▶ Written task
Pull out each row below that contains the word "connector", and copy every such row in full.

▶ Input for this task

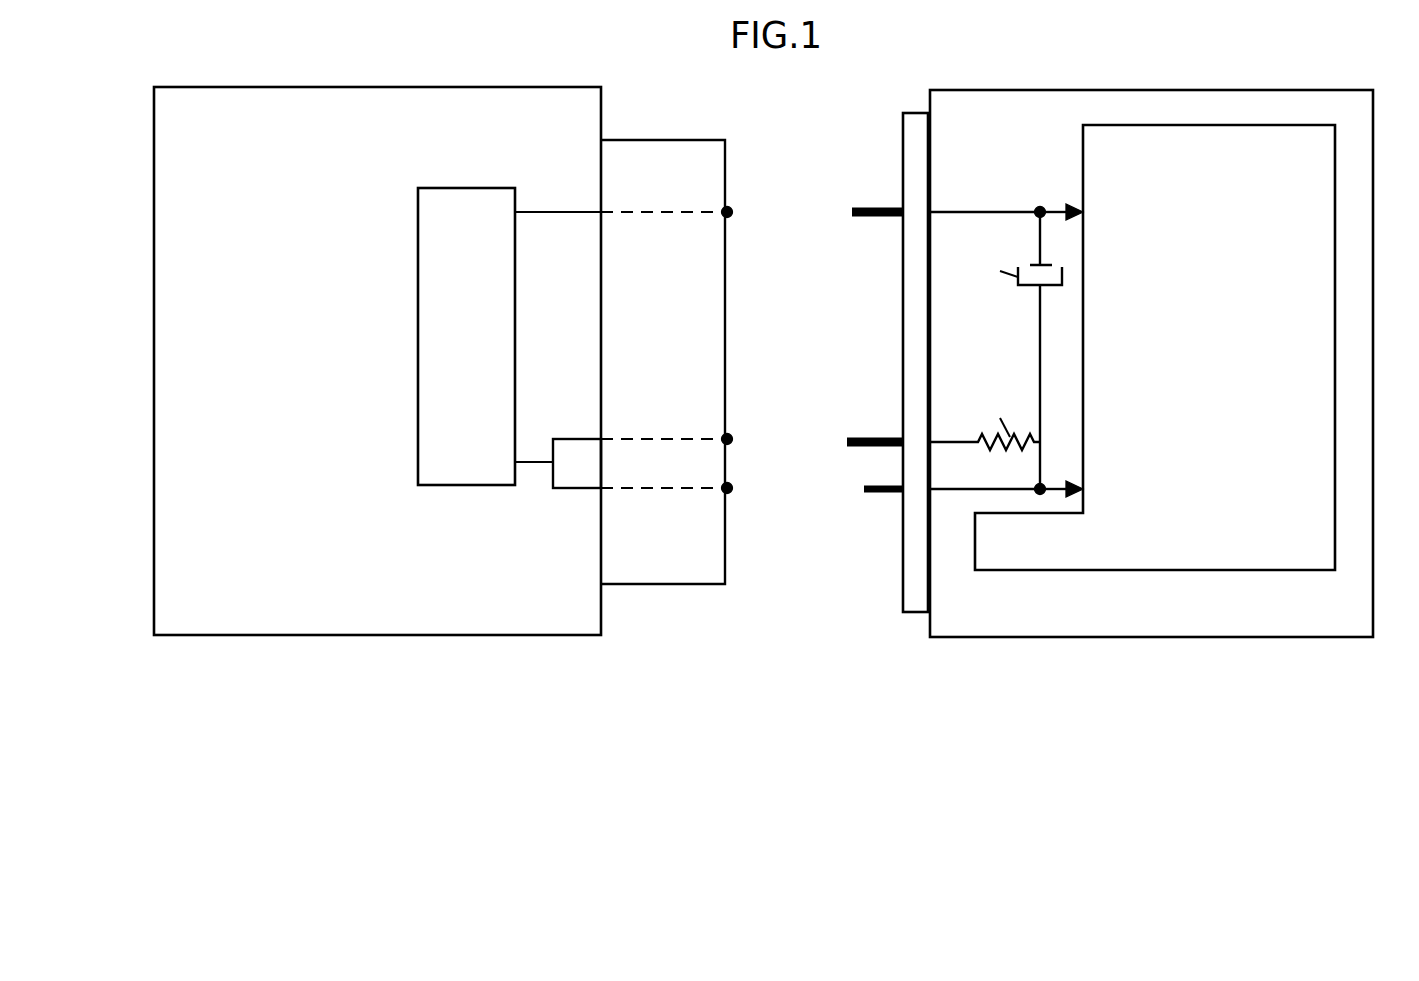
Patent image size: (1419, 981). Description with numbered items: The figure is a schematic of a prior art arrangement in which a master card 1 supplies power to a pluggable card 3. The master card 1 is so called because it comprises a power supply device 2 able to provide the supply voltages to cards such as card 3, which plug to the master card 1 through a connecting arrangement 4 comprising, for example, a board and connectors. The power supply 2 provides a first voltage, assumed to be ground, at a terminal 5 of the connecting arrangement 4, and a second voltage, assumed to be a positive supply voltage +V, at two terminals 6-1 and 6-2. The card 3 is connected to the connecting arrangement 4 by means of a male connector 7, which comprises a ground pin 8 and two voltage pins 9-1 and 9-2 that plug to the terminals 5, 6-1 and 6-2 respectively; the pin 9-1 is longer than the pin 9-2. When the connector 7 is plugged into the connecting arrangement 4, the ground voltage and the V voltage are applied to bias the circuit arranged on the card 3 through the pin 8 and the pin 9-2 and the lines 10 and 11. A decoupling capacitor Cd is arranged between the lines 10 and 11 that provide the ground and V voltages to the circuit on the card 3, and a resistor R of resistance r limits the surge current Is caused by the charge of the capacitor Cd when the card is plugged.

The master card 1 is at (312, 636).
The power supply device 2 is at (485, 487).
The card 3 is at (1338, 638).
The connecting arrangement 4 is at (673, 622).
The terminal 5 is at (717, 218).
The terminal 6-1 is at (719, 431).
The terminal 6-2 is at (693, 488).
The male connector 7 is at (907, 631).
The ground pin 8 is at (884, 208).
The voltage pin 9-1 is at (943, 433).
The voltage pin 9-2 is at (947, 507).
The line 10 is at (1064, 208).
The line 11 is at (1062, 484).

...

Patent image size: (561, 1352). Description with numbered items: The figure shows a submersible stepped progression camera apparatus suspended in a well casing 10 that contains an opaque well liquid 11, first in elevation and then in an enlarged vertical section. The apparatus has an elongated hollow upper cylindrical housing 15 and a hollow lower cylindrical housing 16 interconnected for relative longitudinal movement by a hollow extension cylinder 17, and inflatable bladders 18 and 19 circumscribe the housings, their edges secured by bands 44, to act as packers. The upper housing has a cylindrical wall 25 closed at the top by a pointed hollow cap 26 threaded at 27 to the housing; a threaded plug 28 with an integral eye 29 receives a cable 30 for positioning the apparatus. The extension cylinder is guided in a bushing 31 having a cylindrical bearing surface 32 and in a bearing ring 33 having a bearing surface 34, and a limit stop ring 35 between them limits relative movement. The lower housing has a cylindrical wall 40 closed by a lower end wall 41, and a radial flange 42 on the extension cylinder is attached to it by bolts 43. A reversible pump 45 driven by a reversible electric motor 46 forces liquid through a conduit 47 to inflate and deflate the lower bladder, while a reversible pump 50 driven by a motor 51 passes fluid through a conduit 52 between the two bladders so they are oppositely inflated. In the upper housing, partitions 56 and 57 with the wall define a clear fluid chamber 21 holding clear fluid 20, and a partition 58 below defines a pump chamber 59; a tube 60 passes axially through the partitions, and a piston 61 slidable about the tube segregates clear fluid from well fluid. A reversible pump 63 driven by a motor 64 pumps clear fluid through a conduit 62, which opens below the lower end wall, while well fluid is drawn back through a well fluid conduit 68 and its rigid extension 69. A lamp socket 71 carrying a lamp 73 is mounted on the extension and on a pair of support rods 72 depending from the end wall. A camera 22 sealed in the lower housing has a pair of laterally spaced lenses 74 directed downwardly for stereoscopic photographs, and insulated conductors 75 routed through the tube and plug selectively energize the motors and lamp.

▶ Correct result
Patent image size: (1419, 981). Description with numbered items: The figure is a schematic of a prior art arrangement in which a master card 1 supplies power to a pluggable card 3. The master card 1 is so called because it comprises a power supply device 2 able to provide the supply voltages to cards such as card 3, which plug to the master card 1 through a connecting arrangement 4 comprising, for example, a board and connectors. The power supply 2 provides a first voltage, assumed to be ground, at a terminal 5 of the connecting arrangement 4, and a second voltage, assumed to be a positive supply voltage +V, at two terminals 6-1 and 6-2. The card 3 is connected to the connecting arrangement 4 by means of a male connector 7, which comprises a ground pin 8 and two voltage pins 9-1 and 9-2 that plug to the terminals 5, 6-1 and 6-2 respectively; the pin 9-1 is longer than the pin 9-2. When the connector 7 is plugged into the connecting arrangement 4, the ground voltage and the V voltage are applied to bias the circuit arranged on the card 3 through the pin 8 and the pin 9-2 and the lines 10 and 11. A decoupling capacitor Cd is arranged between the lines 10 and 11 that provide the ground and V voltages to the circuit on the card 3, and a resistor R of resistance r limits the surge current Is caused by the charge of the capacitor Cd when the card is plugged.
The male connector 7 is at (907, 631).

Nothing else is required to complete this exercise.